• ENTRIES PROVIDED:

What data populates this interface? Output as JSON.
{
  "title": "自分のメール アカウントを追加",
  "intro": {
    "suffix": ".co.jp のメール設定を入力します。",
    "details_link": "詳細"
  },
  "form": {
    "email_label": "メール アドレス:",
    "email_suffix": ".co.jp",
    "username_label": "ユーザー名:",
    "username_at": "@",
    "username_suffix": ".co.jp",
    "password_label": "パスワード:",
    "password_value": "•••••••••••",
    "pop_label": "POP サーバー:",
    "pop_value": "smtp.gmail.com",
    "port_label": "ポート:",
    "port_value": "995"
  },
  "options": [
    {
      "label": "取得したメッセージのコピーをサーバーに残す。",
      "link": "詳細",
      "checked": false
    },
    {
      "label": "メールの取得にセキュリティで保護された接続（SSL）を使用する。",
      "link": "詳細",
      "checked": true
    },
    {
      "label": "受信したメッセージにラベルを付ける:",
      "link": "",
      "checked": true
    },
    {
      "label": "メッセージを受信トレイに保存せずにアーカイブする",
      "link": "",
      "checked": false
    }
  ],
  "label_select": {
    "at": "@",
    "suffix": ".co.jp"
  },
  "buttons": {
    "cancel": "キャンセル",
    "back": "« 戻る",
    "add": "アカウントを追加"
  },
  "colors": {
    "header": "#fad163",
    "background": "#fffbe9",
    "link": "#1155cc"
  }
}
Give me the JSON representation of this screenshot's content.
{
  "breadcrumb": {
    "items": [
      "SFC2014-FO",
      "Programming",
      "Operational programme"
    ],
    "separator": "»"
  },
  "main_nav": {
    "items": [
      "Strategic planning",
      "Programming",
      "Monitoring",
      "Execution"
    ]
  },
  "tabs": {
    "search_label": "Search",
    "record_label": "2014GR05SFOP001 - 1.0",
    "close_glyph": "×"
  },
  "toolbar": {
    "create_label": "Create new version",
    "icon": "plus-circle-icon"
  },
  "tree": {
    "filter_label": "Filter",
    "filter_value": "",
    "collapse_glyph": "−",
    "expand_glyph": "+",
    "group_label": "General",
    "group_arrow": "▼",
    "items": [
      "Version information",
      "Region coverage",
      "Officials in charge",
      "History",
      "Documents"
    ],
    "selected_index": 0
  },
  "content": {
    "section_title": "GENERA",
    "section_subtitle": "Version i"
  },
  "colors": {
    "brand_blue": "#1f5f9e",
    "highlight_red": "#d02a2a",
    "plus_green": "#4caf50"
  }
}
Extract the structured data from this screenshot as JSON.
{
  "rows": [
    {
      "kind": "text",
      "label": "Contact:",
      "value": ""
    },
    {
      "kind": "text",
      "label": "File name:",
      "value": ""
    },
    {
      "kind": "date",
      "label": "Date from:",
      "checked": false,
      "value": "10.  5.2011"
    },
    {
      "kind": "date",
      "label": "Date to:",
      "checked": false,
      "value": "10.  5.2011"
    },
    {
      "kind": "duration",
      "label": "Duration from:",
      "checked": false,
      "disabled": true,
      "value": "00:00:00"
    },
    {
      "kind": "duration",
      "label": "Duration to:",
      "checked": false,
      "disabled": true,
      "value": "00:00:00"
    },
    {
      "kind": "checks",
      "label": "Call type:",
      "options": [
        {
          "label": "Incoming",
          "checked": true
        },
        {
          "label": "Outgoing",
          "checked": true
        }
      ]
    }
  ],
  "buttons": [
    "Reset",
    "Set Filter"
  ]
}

• STATED PROBLEM: Using the data above, repeat every line exactly.

• RESPONSE:
What data populates this interface? Output as JSON.
{
  "title": "自分のメール アカウントを追加",
  "intro": {
    "suffix": ".co.jp のメール設定を入力します。",
    "details_link": "詳細"
  },
  "form": {
    "email_label": "メール アドレス:",
    "email_suffix": ".co.jp",
    "username_label": "ユーザー名:",
    "username_at": "@",
    "username_suffix": ".co.jp",
    "password_label": "パスワード:",
    "password_value": "•••••••••••",
    "pop_label": "POP サーバー:",
    "pop_value": "smtp.gmail.com",
    "port_label": "ポート:",
    "port_value": "995"
  },
  "options": [
    {
      "label": "取得したメッセージのコピーをサーバーに残す。",
      "link": "詳細",
      "checked": false
    },
    {
      "label": "メールの取得にセキュリティで保護された接続（SSL）を使用する。",
      "link": "詳細",
      "checked": true
    },
    {
      "label": "受信したメッセージにラベルを付ける:",
      "link": "",
      "checked": true
    },
    {
      "label": "メッセージを受信トレイに保存せずにアーカイブする",
      "link": "",
      "checked": false
    }
  ],
  "label_select": {
    "at": "@",
    "suffix": ".co.jp"
  },
  "buttons": {
    "cancel": "キャンセル",
    "back": "« 戻る",
    "add": "アカウントを追加"
  },
  "colors": {
    "header": "#fad163",
    "background": "#fffbe9",
    "link": "#1155cc"
  }
}
Give me the JSON representation of this screenshot's content.
{
  "breadcrumb": {
    "items": [
      "SFC2014-FO",
      "Programming",
      "Operational programme"
    ],
    "separator": "»"
  },
  "main_nav": {
    "items": [
      "Strategic planning",
      "Programming",
      "Monitoring",
      "Execution"
    ]
  },
  "tabs": {
    "search_label": "Search",
    "record_label": "2014GR05SFOP001 - 1.0",
    "close_glyph": "×"
  },
  "toolbar": {
    "create_label": "Create new version",
    "icon": "plus-circle-icon"
  },
  "tree": {
    "filter_label": "Filter",
    "filter_value": "",
    "collapse_glyph": "−",
    "expand_glyph": "+",
    "group_label": "General",
    "group_arrow": "▼",
    "items": [
      "Version information",
      "Region coverage",
      "Officials in charge",
      "History",
      "Documents"
    ],
    "selected_index": 0
  },
  "content": {
    "section_title": "GENERA",
    "section_subtitle": "Version i"
  },
  "colors": {
    "brand_blue": "#1f5f9e",
    "highlight_red": "#d02a2a",
    "plus_green": "#4caf50"
  }
}
Extract the structured data from this screenshot as JSON.
{
  "rows": [
    {
      "kind": "text",
      "label": "Contact:",
      "value": ""
    },
    {
      "kind": "text",
      "label": "File name:",
      "value": ""
    },
    {
      "kind": "date",
      "label": "Date from:",
      "checked": false,
      "value": "10.  5.2011"
    },
    {
      "kind": "date",
      "label": "Date to:",
      "checked": false,
      "value": "10.  5.2011"
    },
    {
      "kind": "duration",
      "label": "Duration from:",
      "checked": false,
      "disabled": true,
      "value": "00:00:00"
    },
    {
      "kind": "duration",
      "label": "Duration to:",
      "checked": false,
      "disabled": true,
      "value": "00:00:00"
    },
    {
      "kind": "checks",
      "label": "Call type:",
      "options": [
        {
          "label": "Incoming",
          "checked": true
        },
        {
          "label": "Outgoing",
          "checked": true
        }
      ]
    }
  ],
  "buttons": [
    "Reset",
    "Set Filter"
  ]
}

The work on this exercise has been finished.